• _ПРЕДЛОЖЕННЫЙ ТЕКСТ_:
За несколько полетов за океан она в некотором смысле пополнила свои знания и даже эрудицию. Если кто-то в разговоре с ней ставил в пример человека, знавшего «целых 3 языка», она тут же ненавязчиво, как бы между прочим, говорила: «Я встречалась в Нью-Йорке с человеком, знавшим 69 языков. Его звали Джордж Шмидт. Выходец из двуязычной семьи, отец — эльзасец, мать — француженка, работал терминологом секретариата ООН и в 1969 году стал победителем конкурса на лучшее знание русского языка среди сотрудников ООН. Так этот Шмидт считал, что ему далеко до человека времен Екатерины Второй, читавшего „Отче наш“ более чем на ста языках».

Если слышала из уст собеседника не вполне грамотную речь, приводила в пример образцы эпистолярного жанра в устах старых русских эмигрантов, с которыми общалась в Сан-Франциско: «Они изъясняются по-русски примерно так: „Я не имею двоих зубов из низшей челюсти“, „Приезжай ко мне на ланч в половину после двенадцати“, „Он высматривает прекрасно и вызывает в женском поле неотразимый эффект“, „Хероватая закуска во внимание русского вкуса“. В одном из похоронных отчетов я прочла: „Они выехали на кладбище, сопутствуемые нога в ногу ненастной погодой, но, поглощенные печальными чувствами, были равнодушны до дождя и ветру“».

• _ЗАДАНИЕ И ТРЕБОВАНИЯ_:
Продолжите приведенный выше отрывок о героине, которая после полетов за океан блистала в разговорах своей эрудицией. Начните сразу после его последнего предложения.

• _ПРЕДОСТАВЛЕННЫЕ ЗАПИСИ_:
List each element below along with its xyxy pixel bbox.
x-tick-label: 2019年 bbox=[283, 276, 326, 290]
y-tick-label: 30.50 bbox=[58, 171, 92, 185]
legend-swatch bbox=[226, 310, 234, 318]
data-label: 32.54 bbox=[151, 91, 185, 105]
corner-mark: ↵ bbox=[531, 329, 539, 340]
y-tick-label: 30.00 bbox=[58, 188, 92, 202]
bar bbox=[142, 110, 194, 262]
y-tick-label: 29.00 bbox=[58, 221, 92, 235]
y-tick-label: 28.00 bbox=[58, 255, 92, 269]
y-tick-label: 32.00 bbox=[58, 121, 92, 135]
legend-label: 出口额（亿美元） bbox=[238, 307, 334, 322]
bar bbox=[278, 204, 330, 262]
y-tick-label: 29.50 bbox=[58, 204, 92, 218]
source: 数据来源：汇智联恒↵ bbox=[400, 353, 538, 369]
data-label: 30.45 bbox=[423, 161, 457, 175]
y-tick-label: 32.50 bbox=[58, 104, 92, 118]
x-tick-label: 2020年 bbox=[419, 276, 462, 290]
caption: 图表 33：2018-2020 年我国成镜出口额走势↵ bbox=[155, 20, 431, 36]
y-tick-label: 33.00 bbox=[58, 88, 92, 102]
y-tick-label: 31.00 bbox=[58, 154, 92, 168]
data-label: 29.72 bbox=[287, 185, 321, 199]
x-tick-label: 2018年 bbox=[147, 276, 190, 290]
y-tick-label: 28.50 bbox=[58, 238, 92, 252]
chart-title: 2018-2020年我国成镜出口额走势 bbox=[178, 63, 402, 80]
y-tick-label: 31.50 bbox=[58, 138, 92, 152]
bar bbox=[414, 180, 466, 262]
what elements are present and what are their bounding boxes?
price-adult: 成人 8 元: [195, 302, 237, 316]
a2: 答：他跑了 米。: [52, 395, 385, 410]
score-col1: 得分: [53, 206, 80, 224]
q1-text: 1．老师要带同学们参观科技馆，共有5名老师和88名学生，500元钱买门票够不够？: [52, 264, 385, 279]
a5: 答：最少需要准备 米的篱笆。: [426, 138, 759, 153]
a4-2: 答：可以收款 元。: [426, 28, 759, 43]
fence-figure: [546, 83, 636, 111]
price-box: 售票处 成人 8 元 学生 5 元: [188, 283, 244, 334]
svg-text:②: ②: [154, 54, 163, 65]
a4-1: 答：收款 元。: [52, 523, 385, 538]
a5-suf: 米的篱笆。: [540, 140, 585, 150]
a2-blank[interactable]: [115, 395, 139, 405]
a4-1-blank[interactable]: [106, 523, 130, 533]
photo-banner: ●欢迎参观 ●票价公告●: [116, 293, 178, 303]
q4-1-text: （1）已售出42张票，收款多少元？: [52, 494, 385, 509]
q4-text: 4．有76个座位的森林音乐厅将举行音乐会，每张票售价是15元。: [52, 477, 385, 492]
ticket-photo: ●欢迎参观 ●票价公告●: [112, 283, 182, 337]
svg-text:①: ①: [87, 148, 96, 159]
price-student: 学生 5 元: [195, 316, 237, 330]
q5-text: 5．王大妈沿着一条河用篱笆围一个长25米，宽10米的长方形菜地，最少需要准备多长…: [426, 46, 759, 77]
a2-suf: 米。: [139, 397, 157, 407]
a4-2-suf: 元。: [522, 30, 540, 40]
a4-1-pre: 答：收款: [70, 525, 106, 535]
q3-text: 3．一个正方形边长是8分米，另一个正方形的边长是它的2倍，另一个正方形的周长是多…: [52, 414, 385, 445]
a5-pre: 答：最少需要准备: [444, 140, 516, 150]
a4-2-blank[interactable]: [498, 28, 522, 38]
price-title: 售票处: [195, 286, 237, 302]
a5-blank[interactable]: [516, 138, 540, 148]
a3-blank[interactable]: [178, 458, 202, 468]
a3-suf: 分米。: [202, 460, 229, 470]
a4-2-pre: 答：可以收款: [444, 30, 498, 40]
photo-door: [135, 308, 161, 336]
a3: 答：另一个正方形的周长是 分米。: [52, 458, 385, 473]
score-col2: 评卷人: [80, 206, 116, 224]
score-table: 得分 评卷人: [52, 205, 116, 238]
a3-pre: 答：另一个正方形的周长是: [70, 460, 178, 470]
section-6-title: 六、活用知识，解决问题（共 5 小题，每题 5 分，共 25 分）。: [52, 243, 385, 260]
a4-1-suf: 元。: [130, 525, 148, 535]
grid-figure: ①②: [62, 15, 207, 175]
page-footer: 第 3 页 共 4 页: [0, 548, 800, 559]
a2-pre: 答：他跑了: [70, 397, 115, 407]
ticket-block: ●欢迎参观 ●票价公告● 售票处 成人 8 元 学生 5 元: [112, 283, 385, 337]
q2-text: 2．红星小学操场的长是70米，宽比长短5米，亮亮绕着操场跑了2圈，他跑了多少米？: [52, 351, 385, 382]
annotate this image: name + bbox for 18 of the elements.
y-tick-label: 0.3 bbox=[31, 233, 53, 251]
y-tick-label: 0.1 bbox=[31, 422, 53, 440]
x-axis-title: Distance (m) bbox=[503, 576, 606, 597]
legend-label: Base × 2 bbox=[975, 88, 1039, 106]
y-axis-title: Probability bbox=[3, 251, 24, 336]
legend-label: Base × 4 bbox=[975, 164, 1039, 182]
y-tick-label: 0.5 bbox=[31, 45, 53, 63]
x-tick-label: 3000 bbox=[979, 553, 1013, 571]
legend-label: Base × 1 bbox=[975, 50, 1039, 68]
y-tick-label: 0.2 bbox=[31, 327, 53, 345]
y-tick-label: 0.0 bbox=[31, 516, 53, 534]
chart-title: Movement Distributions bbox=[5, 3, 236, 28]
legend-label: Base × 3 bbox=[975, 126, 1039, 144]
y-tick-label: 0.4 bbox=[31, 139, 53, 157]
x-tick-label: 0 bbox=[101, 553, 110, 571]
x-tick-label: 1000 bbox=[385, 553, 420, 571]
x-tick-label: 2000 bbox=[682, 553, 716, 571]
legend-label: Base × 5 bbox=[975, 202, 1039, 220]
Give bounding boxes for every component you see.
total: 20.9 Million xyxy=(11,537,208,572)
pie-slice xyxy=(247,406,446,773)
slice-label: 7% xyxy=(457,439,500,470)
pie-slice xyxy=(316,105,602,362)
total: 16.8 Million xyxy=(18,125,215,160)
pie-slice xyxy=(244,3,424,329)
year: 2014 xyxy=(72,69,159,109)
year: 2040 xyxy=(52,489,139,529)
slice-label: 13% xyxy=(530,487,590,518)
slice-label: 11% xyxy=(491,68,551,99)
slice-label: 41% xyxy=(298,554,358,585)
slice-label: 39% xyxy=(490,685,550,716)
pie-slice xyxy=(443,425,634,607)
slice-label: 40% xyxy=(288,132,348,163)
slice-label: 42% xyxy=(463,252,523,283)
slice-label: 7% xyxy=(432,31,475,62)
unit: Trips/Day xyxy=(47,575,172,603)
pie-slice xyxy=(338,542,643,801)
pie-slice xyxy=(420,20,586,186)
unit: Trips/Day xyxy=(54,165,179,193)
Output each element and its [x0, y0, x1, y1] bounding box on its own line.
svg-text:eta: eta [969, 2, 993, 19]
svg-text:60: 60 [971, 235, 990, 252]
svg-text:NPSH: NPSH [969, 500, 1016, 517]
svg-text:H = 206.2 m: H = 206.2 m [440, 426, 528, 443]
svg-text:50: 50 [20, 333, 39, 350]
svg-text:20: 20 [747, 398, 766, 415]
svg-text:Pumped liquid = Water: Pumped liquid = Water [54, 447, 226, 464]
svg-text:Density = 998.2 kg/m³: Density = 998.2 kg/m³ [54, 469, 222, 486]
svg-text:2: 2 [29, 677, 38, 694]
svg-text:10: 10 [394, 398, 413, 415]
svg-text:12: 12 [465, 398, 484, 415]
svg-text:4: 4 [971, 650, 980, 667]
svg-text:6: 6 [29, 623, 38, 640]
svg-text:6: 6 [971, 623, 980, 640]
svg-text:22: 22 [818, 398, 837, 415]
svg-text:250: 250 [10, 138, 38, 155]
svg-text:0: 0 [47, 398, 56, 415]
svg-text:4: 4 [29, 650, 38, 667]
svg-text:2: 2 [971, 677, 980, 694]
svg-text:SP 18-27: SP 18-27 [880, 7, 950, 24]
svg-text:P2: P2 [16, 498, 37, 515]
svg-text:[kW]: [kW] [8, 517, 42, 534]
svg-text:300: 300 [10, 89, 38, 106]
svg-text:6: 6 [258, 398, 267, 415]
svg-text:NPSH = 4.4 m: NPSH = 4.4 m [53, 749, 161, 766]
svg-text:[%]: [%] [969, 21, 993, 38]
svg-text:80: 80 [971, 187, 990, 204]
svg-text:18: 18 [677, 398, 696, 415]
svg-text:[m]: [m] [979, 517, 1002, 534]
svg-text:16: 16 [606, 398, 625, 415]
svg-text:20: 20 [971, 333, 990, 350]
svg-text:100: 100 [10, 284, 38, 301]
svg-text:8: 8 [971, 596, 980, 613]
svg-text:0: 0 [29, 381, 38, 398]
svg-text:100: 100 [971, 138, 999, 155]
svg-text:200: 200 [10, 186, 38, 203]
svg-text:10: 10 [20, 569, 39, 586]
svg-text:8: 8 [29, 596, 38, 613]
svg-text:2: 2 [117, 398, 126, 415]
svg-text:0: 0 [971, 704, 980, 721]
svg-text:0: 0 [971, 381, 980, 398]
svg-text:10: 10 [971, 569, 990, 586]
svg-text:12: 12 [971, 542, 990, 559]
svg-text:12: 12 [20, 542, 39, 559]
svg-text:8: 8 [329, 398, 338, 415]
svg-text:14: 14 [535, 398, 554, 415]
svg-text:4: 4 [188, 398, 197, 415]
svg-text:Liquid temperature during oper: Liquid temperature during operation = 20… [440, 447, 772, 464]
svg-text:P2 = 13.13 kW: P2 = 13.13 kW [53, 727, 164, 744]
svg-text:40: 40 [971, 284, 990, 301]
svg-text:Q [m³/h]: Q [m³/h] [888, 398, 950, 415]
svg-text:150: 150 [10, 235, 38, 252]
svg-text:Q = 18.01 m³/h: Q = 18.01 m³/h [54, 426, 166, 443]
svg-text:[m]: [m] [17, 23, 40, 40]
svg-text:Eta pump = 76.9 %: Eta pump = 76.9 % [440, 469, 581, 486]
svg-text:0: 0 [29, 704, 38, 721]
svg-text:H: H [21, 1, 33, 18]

• _ПИСЬМЕННЫЙ ОТВЕТ_:
Когда заходил разговор о качествах успешного политика, она вспоминала Бенджамина Франклина, великого американского ученого и государственного деятеля, основавшего в Америке первый журнал, в доме которого в Филадельфии она побывала во время гастролей в США в 1972 году. Ее тогда необычайно заинтересовали его тринадцать принципов о «повседневной добродетели», вошедших в обиход ряда выдающихся личностей и большинства американских президентов. Это сдержанность, молчаливость, порядок, решительность, деятельность, откровенность, бережливость, умеренность, справедливость, чистоплотность, спокойствие, целомудрие, скромность. Она считала, что и любому человеку сегодня эти принципы помогут стать мудрым.

Она прекрасно помнила и представления балетной труппы театра Джорджа Баланчина, неподалеку от Линкольн-центра, и «Вестсайдскую историю» в театре на Бродвее, и полотна Эль Греко Метрополитен-музея, и, о чем всегда с удовольствием вспоминала, рассказы «величайшего из величайших» импресарио Соломона Юрока, встречавшегося с элитой мировой культуры целого века. Когда я ее спрашивал или расспрашивал об Америке, она в первую очередь вспоминала Юрока. Он был для нее непререкаемым авторитетом («Сначала Всевышний, потом Папа Римский, потом Юрок», — шутила она однажды).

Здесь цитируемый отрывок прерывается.